- _TASK REQUIREMENTS_:
Reproduce each line of the records below word for word, changing nothing.

..............................

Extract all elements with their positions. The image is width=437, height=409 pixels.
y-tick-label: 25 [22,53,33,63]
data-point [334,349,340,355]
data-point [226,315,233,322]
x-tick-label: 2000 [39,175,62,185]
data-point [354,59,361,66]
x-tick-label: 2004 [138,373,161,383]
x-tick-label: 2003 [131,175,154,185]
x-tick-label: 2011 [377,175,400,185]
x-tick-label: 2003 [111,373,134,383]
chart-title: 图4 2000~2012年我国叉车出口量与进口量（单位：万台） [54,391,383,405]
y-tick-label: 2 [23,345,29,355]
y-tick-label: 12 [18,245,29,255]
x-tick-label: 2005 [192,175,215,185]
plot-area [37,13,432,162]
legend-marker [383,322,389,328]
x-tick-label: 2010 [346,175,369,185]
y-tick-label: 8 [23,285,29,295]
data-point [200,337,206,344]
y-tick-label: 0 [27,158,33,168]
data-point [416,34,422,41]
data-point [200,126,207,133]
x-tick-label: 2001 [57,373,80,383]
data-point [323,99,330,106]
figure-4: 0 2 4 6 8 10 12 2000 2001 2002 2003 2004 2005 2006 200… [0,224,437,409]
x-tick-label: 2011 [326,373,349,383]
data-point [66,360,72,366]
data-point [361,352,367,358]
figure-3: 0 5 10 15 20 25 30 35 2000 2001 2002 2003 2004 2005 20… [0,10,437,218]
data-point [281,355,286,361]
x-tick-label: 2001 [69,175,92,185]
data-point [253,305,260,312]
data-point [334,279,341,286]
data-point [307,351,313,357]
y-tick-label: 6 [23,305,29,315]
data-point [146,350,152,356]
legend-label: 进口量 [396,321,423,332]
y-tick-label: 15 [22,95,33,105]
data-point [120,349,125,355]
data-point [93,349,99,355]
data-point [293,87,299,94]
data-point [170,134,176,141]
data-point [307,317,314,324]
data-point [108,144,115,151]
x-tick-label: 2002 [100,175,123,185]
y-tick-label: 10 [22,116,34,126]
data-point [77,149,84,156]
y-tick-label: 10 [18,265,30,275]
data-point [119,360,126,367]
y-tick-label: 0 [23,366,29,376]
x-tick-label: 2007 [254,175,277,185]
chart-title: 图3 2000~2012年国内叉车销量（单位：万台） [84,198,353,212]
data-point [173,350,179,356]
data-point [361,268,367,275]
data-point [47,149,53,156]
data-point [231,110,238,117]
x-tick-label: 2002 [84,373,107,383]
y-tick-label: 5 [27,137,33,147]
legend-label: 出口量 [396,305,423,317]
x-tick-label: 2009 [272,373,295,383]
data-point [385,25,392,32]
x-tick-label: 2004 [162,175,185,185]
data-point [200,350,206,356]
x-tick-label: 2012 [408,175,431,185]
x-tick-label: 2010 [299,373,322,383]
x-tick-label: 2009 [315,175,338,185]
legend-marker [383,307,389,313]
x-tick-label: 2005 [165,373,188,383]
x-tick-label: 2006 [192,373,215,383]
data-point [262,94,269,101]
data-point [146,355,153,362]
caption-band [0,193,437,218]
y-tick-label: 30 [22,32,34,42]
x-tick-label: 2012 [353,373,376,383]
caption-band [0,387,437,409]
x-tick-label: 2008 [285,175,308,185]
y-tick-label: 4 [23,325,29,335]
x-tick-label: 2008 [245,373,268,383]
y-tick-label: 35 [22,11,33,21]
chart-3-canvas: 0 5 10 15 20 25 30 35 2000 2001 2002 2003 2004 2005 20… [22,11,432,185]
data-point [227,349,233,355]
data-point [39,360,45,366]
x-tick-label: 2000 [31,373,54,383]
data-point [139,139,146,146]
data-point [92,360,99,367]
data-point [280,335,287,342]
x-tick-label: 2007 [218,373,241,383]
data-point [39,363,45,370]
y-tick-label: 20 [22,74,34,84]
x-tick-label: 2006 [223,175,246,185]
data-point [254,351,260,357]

..............................

- _OUTPUT FOR THIS TASK_:
Extract all elements with their positions. The image is width=437, height=409 pixels.
y-tick-label: 25 [22,53,33,63]
data-point [334,349,340,355]
data-point [226,315,233,322]
x-tick-label: 2000 [39,175,62,185]
data-point [354,59,361,66]
x-tick-label: 2004 [138,373,161,383]
x-tick-label: 2003 [131,175,154,185]
x-tick-label: 2011 [377,175,400,185]
x-tick-label: 2003 [111,373,134,383]
chart-title: 图4 2000~2012年我国叉车出口量与进口量（单位：万台） [54,391,383,405]
y-tick-label: 2 [23,345,29,355]
y-tick-label: 12 [18,245,29,255]
x-tick-label: 2005 [192,175,215,185]
plot-area [37,13,432,162]
legend-marker [383,322,389,328]
x-tick-label: 2010 [346,175,369,185]
y-tick-label: 8 [23,285,29,295]
data-point [200,337,206,344]
y-tick-label: 0 [27,158,33,168]
data-point [416,34,422,41]
data-point [200,126,207,133]
x-tick-label: 2001 [57,373,80,383]
data-point [323,99,330,106]
figure-4: 0 2 4 6 8 10 12 2000 2001 2002 2003 2004 2005 2006 200… [0,224,437,409]
x-tick-label: 2011 [326,373,349,383]
data-point [66,360,72,366]
data-point [361,352,367,358]
figure-3: 0 5 10 15 20 25 30 35 2000 2001 2002 2003 2004 2005 20… [0,10,437,218]
data-point [281,355,286,361]
x-tick-label: 2001 [69,175,92,185]
data-point [253,305,260,312]
data-point [334,279,341,286]
data-point [307,351,313,357]
y-tick-label: 6 [23,305,29,315]
data-point [146,350,152,356]
legend-label: 进口量 [396,321,423,332]
y-tick-label: 15 [22,95,33,105]
data-point [120,349,125,355]
data-point [93,349,99,355]
data-point [293,87,299,94]
data-point [170,134,176,141]
data-point [307,317,314,324]
data-point [108,144,115,151]
x-tick-label: 2002 [100,175,123,185]
y-tick-label: 10 [22,116,34,126]
data-point [77,149,84,156]
y-tick-label: 10 [18,265,30,275]
data-point [119,360,126,367]
y-tick-label: 0 [23,366,29,376]
x-tick-label: 2007 [254,175,277,185]
chart-title: 图3 2000~2012年国内叉车销量（单位：万台） [84,198,353,212]
data-point [173,350,179,356]
data-point [361,268,367,275]
data-point [47,149,53,156]
data-point [231,110,238,117]
x-tick-label: 2002 [84,373,107,383]
y-tick-label: 5 [27,137,33,147]
legend-label: 出口量 [396,305,423,317]
x-tick-label: 2009 [272,373,295,383]
data-point [385,25,392,32]
x-tick-label: 2004 [162,175,185,185]
data-point [200,350,206,356]
x-tick-label: 2012 [408,175,431,185]
x-tick-label: 2010 [299,373,322,383]
x-tick-label: 2009 [315,175,338,185]
legend-marker [383,307,389,313]
x-tick-label: 2005 [165,373,188,383]
x-tick-label: 2006 [192,373,215,383]
data-point [262,94,269,101]
data-point [146,355,153,362]
caption-band [0,193,437,218]
y-tick-label: 30 [22,32,34,42]
x-tick-label: 2012 [353,373,376,383]
caption-band [0,387,437,409]
x-tick-label: 2008 [285,175,308,185]
y-tick-label: 4 [23,325,29,335]
x-tick-label: 2008 [245,373,268,383]
y-tick-label: 35 [22,11,33,21]
chart-3-canvas: 0 5 10 15 20 25 30 35 2000 2001 2002 2003 2004 2005 20… [22,11,432,185]
data-point [227,349,233,355]
data-point [39,360,45,366]
x-tick-label: 2000 [31,373,54,383]
data-point [139,139,146,146]
data-point [92,360,99,367]
data-point [280,335,287,342]
x-tick-label: 2007 [218,373,241,383]
data-point [39,363,45,370]
y-tick-label: 20 [22,74,34,84]
x-tick-label: 2006 [223,175,246,185]
data-point [254,351,260,357]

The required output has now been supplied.